··· MATERIAL FOR THIS TASK ···
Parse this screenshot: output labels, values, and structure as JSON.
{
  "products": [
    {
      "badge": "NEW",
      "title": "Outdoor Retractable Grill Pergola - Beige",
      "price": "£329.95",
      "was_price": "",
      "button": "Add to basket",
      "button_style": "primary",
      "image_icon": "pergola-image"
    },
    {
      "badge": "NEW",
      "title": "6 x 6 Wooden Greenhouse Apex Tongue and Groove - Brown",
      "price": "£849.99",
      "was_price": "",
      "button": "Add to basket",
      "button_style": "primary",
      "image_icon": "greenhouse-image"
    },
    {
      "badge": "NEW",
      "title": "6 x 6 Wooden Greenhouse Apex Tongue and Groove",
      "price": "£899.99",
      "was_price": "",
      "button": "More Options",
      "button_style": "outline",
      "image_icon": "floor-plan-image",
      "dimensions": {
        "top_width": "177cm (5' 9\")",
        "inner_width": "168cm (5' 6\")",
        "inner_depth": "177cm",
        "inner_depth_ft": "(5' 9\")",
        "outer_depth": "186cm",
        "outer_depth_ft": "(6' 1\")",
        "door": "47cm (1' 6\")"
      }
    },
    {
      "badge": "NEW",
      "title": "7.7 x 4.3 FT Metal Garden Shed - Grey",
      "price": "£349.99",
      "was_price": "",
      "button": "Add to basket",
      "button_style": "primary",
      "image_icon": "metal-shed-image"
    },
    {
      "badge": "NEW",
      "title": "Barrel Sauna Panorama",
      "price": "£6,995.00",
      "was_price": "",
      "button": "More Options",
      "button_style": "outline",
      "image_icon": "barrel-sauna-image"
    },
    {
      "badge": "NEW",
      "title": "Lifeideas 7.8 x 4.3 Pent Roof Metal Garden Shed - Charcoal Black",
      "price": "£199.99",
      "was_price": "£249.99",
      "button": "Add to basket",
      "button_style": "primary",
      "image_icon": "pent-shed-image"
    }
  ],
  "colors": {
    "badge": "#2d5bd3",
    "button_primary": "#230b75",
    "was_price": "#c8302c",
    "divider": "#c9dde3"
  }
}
···
## PROMPT
Your task is to print the whole listing again exactly.

## CORRECT ANSWER
Parse this screenshot: output labels, values, and structure as JSON.
{
  "products": [
    {
      "badge": "NEW",
      "title": "Outdoor Retractable Grill Pergola - Beige",
      "price": "£329.95",
      "was_price": "",
      "button": "Add to basket",
      "button_style": "primary",
      "image_icon": "pergola-image"
    },
    {
      "badge": "NEW",
      "title": "6 x 6 Wooden Greenhouse Apex Tongue and Groove - Brown",
      "price": "£849.99",
      "was_price": "",
      "button": "Add to basket",
      "button_style": "primary",
      "image_icon": "greenhouse-image"
    },
    {
      "badge": "NEW",
      "title": "6 x 6 Wooden Greenhouse Apex Tongue and Groove",
      "price": "£899.99",
      "was_price": "",
      "button": "More Options",
      "button_style": "outline",
      "image_icon": "floor-plan-image",
      "dimensions": {
        "top_width": "177cm (5' 9\")",
        "inner_width": "168cm (5' 6\")",
        "inner_depth": "177cm",
        "inner_depth_ft": "(5' 9\")",
        "outer_depth": "186cm",
        "outer_depth_ft": "(6' 1\")",
        "door": "47cm (1' 6\")"
      }
    },
    {
      "badge": "NEW",
      "title": "7.7 x 4.3 FT Metal Garden Shed - Grey",
      "price": "£349.99",
      "was_price": "",
      "button": "Add to basket",
      "button_style": "primary",
      "image_icon": "metal-shed-image"
    },
    {
      "badge": "NEW",
      "title": "Barrel Sauna Panorama",
      "price": "£6,995.00",
      "was_price": "",
      "button": "More Options",
      "button_style": "outline",
      "image_icon": "barrel-sauna-image"
    },
    {
      "badge": "NEW",
      "title": "Lifeideas 7.8 x 4.3 Pent Roof Metal Garden Shed - Charcoal Black",
      "price": "£199.99",
      "was_price": "£249.99",
      "button": "Add to basket",
      "button_style": "primary",
      "image_icon": "pent-shed-image"
    }
  ],
  "colors": {
    "badge": "#2d5bd3",
    "button_primary": "#230b75",
    "was_price": "#c8302c",
    "divider": "#c9dde3"
  }
}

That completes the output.